__Required action__: Within this material, state how many lines include the string "Taniguti". Reply with the number only.

__Dataset excerpts__:
------------------------
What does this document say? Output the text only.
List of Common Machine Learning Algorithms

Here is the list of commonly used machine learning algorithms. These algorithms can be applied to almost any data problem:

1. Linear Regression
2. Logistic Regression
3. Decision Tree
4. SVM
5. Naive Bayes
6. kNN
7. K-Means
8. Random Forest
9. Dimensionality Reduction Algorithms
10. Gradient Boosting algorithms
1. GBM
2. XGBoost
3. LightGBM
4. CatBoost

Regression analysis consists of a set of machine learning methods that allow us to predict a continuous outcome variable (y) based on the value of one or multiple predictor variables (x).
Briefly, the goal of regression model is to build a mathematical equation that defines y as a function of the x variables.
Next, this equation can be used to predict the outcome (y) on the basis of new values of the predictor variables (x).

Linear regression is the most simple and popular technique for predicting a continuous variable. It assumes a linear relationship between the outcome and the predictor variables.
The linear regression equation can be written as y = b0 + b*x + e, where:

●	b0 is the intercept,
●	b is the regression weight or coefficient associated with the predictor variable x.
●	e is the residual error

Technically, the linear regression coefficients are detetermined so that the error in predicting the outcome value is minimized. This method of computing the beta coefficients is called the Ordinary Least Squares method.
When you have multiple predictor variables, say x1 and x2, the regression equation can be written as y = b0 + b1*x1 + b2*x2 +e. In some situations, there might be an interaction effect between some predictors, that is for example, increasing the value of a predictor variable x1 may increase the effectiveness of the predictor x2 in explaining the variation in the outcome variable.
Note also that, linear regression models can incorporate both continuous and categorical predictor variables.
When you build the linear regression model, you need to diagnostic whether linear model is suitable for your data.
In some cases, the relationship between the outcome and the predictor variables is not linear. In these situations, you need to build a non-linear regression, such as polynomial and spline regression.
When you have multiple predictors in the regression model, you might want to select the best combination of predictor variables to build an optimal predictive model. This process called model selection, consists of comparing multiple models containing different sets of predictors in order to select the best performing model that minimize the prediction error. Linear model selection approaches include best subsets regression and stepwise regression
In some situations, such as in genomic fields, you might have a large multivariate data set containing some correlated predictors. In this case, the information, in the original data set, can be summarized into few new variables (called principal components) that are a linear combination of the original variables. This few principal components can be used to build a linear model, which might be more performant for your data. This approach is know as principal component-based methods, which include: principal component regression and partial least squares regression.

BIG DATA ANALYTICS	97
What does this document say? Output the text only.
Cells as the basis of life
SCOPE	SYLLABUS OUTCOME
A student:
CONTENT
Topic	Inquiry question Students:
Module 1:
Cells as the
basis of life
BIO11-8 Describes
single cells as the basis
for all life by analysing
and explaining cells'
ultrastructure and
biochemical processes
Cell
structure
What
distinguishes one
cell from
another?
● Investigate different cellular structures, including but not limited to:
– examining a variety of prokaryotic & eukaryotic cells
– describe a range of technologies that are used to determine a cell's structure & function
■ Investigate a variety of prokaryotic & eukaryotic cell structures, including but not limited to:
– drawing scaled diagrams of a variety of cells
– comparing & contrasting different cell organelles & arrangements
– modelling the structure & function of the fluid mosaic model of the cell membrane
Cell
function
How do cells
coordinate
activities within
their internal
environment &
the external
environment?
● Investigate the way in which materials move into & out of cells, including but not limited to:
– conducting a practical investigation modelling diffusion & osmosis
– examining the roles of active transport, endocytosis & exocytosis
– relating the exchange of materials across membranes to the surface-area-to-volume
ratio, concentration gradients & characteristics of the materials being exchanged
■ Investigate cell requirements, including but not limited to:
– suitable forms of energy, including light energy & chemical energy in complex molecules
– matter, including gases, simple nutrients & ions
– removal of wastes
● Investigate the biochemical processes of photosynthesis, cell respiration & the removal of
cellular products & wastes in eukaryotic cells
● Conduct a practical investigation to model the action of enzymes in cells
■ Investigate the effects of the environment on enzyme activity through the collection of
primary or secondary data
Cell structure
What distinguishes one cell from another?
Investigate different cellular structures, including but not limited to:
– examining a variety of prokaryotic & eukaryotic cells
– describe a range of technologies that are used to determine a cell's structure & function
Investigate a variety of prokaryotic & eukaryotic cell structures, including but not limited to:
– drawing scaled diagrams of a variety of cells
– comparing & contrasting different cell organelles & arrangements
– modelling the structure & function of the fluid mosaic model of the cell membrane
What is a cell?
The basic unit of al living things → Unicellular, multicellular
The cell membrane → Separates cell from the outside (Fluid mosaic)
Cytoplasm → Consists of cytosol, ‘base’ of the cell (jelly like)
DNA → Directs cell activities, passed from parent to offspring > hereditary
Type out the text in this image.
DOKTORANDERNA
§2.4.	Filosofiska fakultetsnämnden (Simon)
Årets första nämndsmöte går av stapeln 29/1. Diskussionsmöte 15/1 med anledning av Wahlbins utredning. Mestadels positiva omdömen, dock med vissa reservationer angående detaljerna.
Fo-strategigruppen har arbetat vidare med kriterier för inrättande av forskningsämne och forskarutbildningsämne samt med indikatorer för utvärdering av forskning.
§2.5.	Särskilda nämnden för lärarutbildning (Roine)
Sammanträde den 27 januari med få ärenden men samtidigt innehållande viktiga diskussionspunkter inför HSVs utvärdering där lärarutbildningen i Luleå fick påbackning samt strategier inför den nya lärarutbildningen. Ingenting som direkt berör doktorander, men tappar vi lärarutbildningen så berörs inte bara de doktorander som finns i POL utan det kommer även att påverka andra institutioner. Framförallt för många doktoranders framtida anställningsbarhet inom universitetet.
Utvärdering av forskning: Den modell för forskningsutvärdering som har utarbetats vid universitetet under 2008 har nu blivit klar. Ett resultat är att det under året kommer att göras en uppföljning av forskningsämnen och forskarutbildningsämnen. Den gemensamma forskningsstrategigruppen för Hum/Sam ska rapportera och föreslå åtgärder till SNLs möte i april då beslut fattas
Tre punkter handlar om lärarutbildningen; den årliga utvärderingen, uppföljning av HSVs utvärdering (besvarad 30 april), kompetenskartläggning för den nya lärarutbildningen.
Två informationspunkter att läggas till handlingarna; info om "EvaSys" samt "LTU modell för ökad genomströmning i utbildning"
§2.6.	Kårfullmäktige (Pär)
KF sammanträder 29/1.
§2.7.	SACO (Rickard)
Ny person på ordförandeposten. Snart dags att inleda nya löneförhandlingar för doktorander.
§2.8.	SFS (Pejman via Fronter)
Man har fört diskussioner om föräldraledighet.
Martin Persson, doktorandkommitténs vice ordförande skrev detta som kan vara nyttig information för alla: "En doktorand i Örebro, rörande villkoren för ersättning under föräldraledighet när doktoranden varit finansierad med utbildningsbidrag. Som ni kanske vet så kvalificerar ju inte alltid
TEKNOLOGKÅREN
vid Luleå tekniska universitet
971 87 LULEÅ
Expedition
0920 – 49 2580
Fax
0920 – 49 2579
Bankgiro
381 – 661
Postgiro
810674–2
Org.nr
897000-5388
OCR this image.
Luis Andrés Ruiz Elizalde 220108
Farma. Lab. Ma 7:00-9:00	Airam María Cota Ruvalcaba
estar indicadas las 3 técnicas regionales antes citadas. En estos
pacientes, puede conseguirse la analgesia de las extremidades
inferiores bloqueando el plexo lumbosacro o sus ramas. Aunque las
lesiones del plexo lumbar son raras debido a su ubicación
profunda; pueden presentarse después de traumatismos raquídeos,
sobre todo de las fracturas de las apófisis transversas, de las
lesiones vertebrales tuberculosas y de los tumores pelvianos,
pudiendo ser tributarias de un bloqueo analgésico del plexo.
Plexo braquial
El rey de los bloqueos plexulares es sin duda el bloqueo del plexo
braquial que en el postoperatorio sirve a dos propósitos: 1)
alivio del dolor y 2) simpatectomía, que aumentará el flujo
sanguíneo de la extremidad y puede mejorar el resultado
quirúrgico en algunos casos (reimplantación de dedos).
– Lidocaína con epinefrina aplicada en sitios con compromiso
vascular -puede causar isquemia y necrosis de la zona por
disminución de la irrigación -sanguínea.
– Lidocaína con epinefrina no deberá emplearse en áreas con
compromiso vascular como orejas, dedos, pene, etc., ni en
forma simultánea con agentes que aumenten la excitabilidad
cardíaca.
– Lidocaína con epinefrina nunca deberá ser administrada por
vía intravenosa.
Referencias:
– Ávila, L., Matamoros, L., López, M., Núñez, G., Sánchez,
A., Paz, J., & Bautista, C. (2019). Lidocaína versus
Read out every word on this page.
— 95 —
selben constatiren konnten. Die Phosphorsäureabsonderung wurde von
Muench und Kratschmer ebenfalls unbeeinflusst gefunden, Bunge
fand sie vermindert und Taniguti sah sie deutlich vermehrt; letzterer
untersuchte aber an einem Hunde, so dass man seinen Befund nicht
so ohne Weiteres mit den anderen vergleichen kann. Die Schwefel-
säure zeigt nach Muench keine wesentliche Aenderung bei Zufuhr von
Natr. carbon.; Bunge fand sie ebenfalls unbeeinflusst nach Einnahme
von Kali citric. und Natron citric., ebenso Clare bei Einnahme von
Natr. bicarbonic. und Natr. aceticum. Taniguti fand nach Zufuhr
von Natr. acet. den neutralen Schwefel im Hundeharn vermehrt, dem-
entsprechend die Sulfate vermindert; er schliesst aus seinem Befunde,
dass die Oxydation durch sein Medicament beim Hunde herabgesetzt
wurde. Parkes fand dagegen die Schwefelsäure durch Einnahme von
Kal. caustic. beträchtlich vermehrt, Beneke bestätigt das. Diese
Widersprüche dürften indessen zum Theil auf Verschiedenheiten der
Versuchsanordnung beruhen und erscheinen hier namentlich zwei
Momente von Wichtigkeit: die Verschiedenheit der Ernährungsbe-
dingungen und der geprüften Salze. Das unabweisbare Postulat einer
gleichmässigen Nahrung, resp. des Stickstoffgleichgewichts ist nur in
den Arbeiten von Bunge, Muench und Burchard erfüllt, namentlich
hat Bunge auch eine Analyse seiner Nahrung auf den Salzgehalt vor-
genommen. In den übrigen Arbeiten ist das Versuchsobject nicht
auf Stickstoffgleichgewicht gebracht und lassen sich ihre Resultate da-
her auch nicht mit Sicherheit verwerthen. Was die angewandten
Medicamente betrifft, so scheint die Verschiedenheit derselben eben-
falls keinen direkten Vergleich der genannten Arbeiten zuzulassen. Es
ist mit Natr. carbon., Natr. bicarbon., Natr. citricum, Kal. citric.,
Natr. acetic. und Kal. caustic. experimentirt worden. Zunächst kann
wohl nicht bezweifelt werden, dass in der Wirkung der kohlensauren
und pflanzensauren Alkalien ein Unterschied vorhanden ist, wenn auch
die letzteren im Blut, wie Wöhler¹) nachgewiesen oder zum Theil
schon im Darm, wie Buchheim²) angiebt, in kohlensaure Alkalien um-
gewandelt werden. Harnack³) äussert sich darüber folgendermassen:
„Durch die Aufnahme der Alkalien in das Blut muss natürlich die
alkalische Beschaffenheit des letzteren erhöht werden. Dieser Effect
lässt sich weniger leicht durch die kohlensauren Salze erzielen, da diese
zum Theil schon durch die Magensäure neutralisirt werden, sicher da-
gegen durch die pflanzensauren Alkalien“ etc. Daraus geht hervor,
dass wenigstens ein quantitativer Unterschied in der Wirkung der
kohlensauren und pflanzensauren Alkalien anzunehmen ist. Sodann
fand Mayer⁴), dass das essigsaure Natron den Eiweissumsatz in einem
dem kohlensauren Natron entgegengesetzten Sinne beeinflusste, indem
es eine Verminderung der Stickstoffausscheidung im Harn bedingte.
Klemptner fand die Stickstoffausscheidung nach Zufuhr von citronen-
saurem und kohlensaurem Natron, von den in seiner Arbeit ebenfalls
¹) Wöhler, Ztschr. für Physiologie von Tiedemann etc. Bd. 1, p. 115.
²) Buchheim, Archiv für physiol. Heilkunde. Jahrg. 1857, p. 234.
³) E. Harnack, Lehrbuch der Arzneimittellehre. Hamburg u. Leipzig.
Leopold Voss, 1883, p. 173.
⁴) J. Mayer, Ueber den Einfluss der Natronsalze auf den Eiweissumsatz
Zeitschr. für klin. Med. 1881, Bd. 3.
------------------------
__Solution to this exercise__: 2